» **JOB**:
Review the material and extract every line in which the word "wifi" occurs.

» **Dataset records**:

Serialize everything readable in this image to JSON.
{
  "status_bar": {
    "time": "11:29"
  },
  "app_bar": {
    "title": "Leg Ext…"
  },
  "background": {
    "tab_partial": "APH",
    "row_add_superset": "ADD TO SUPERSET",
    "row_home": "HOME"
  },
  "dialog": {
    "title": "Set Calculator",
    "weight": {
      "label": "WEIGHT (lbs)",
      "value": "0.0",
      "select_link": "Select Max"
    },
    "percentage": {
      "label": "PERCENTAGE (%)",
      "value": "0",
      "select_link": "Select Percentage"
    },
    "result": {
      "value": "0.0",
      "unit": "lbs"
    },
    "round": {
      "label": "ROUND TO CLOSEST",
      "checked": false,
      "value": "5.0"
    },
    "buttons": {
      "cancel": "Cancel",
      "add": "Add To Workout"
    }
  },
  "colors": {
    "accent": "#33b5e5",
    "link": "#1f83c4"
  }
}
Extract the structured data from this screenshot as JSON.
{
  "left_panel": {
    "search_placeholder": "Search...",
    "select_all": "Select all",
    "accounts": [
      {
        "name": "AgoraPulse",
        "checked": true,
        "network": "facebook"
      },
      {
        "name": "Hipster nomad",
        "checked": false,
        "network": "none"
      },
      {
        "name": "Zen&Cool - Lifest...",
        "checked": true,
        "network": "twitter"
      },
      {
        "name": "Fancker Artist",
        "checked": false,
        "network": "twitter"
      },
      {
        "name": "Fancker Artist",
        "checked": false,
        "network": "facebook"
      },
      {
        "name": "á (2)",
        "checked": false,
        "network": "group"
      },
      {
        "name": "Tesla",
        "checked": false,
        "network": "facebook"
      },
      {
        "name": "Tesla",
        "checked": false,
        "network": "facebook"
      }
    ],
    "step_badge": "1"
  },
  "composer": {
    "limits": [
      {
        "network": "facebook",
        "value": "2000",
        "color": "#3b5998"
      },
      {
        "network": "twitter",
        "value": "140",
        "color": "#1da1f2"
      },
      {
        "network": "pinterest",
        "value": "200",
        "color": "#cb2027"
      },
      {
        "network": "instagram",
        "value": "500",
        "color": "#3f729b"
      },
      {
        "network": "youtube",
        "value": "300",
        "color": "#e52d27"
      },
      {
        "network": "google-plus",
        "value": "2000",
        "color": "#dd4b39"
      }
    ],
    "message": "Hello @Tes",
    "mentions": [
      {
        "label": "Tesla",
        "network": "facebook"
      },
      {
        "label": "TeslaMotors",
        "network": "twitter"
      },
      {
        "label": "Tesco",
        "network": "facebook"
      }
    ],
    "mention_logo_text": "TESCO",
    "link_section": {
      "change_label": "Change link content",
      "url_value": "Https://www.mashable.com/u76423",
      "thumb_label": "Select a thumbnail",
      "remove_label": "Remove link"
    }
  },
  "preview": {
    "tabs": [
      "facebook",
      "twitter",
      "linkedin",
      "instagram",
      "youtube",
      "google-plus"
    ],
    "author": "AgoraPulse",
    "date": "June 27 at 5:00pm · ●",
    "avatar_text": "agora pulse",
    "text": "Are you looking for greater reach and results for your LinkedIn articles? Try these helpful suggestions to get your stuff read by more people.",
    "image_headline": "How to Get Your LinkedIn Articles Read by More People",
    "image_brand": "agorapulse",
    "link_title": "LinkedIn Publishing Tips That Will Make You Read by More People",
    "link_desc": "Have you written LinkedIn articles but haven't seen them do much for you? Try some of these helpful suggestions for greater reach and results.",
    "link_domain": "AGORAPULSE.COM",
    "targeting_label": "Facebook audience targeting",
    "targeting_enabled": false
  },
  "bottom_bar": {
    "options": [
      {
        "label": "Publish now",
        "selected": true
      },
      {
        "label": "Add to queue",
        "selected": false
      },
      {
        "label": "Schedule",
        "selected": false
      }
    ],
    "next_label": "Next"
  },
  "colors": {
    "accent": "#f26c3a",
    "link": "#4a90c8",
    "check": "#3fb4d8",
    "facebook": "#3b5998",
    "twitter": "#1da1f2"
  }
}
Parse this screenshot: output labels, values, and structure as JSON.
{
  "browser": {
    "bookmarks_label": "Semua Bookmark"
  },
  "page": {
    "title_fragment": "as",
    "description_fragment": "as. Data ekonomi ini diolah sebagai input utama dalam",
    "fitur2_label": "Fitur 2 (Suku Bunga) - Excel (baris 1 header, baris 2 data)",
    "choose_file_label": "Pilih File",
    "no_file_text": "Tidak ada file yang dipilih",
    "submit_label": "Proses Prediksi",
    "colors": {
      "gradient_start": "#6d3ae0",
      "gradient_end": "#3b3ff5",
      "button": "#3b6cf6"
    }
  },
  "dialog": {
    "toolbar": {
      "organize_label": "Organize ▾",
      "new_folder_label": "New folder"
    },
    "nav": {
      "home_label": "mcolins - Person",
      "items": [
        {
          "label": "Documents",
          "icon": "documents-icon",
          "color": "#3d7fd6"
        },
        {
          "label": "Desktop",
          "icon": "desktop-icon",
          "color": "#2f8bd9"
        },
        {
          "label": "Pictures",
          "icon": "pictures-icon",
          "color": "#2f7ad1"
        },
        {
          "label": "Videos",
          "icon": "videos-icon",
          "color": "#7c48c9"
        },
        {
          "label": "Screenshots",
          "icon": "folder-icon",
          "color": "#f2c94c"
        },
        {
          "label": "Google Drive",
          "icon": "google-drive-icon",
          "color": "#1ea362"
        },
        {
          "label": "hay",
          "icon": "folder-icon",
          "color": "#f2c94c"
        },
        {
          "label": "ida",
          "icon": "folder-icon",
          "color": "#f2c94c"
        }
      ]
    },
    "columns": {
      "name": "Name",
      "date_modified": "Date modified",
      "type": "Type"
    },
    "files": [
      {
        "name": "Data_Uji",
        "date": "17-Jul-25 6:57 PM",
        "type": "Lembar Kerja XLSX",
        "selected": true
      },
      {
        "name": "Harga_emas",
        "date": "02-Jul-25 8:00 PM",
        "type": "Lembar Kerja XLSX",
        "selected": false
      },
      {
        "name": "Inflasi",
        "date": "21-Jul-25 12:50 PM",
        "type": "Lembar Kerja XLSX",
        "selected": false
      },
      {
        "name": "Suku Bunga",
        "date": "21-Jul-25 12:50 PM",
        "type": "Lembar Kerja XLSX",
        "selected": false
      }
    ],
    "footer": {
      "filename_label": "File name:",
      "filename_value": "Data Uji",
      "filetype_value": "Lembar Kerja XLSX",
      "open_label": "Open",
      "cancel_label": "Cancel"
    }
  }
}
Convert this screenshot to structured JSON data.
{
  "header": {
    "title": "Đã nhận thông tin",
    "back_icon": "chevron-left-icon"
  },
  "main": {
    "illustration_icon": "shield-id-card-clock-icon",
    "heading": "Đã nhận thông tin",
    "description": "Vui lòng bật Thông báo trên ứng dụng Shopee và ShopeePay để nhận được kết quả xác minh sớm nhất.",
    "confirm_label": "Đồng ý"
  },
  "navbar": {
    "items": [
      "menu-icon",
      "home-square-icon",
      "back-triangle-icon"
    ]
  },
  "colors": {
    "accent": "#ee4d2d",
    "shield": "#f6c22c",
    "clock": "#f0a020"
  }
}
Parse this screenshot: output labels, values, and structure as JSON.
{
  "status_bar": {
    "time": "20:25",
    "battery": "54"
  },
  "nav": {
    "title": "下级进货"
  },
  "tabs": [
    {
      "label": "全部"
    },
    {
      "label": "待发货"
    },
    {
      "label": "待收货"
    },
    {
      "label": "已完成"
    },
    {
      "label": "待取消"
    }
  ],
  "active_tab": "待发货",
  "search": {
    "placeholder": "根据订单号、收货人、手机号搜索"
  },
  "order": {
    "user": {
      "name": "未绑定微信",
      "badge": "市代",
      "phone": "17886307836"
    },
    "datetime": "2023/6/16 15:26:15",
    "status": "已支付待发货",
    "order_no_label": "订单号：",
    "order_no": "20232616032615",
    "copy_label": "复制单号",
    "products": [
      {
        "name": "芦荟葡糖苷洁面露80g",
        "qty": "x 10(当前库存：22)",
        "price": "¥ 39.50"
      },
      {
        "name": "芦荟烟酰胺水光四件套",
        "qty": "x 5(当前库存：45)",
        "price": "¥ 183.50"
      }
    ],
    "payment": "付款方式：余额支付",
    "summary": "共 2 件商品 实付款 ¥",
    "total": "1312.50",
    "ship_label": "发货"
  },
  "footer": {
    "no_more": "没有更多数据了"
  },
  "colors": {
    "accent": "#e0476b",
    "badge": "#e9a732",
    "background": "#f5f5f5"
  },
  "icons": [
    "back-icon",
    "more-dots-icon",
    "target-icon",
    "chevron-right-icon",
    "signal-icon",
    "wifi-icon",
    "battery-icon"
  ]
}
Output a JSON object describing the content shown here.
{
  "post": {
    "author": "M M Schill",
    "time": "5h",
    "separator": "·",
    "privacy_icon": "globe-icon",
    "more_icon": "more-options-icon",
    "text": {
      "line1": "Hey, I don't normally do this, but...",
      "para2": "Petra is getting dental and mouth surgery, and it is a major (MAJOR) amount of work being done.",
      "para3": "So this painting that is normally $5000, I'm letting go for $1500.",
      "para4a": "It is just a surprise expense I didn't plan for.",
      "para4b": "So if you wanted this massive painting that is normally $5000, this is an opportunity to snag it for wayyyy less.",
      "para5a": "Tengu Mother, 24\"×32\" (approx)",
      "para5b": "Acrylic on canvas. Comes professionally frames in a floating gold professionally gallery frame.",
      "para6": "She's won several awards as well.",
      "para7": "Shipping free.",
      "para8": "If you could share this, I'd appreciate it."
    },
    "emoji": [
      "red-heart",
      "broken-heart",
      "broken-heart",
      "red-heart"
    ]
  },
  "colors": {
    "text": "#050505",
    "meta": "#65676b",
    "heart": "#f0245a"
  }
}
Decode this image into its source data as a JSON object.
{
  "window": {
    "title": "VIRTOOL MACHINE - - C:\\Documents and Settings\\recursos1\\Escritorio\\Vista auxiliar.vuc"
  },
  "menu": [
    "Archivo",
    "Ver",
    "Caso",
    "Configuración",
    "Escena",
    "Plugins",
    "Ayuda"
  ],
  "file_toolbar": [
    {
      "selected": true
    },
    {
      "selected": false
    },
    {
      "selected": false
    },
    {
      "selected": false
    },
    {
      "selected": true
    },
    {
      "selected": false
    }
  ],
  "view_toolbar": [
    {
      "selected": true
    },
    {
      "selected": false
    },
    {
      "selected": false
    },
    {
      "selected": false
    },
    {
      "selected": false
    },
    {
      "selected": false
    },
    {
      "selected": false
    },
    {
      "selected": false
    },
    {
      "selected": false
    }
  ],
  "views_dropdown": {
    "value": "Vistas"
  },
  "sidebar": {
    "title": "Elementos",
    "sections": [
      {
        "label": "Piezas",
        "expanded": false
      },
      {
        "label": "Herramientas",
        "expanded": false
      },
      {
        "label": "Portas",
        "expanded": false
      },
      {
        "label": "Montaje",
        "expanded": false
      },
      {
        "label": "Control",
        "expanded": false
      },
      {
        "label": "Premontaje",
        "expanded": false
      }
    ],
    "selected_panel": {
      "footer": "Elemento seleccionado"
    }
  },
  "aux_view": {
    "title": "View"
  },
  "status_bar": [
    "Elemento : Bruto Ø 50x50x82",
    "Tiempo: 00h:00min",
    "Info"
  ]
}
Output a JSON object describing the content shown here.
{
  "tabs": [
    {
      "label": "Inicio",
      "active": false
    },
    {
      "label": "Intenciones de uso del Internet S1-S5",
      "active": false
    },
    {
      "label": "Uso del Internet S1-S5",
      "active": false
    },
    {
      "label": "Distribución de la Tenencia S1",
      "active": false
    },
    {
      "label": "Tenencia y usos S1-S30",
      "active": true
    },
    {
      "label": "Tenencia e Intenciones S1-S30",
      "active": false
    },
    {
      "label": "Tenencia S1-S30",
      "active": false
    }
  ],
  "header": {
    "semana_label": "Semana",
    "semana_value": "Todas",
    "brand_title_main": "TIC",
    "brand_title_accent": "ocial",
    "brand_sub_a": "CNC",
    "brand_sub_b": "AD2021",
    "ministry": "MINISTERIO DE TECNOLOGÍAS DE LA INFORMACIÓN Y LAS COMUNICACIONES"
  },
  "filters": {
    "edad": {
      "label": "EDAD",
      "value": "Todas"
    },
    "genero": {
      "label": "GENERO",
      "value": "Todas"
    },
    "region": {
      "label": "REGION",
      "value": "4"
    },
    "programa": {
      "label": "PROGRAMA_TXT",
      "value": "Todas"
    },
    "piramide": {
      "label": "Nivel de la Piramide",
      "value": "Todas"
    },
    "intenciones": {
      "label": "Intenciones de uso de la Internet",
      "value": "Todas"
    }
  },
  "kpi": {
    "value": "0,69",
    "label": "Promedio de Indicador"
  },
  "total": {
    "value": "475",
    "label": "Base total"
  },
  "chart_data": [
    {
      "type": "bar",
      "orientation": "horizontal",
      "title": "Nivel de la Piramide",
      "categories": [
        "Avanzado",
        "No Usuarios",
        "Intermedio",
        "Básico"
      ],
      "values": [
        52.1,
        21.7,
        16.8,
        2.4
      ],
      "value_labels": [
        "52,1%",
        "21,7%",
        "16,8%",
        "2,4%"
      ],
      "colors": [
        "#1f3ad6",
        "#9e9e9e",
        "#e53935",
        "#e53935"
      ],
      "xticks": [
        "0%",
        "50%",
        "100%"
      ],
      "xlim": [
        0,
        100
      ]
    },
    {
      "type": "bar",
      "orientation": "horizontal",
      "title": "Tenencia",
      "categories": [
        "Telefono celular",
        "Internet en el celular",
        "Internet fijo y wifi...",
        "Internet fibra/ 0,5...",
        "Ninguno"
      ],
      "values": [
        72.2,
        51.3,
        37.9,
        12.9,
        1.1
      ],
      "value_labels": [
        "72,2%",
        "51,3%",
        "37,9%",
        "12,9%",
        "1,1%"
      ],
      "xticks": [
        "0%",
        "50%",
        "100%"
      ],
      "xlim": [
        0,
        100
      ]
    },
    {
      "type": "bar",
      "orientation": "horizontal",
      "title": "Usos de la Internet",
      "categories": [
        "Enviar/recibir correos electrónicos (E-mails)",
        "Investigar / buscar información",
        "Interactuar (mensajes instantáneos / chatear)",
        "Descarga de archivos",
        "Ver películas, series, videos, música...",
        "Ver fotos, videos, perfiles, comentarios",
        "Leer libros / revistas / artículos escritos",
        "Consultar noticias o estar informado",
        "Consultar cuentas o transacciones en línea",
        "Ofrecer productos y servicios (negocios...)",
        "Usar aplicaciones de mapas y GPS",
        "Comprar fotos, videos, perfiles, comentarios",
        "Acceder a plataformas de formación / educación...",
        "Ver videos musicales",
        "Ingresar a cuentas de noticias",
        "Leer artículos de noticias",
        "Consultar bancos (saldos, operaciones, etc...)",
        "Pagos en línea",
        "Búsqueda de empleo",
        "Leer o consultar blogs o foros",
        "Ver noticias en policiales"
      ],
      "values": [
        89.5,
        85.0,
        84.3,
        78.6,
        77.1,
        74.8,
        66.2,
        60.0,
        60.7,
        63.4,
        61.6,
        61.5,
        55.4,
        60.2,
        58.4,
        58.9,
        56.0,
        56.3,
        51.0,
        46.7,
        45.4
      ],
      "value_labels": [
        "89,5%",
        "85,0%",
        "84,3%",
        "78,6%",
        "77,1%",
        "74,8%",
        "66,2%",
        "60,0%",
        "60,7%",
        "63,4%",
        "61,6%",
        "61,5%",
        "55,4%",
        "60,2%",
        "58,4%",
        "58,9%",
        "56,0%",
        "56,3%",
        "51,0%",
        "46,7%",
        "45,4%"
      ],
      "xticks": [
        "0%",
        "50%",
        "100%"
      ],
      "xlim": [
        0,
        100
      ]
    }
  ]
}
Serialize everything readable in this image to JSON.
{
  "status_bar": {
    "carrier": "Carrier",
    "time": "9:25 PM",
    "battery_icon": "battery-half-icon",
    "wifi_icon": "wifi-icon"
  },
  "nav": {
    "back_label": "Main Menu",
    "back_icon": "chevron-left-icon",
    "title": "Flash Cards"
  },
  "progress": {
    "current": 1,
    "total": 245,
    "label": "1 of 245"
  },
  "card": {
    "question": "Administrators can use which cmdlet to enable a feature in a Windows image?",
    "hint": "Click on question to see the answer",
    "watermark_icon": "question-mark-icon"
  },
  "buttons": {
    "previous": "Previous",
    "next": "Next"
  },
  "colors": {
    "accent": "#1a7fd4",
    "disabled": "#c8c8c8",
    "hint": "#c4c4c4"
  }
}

» **SOLUTION FOR THIS TASK**:
    "wifi-icon",
        "Internet fijo y wifi...",
    "wifi_icon": "wifi-icon"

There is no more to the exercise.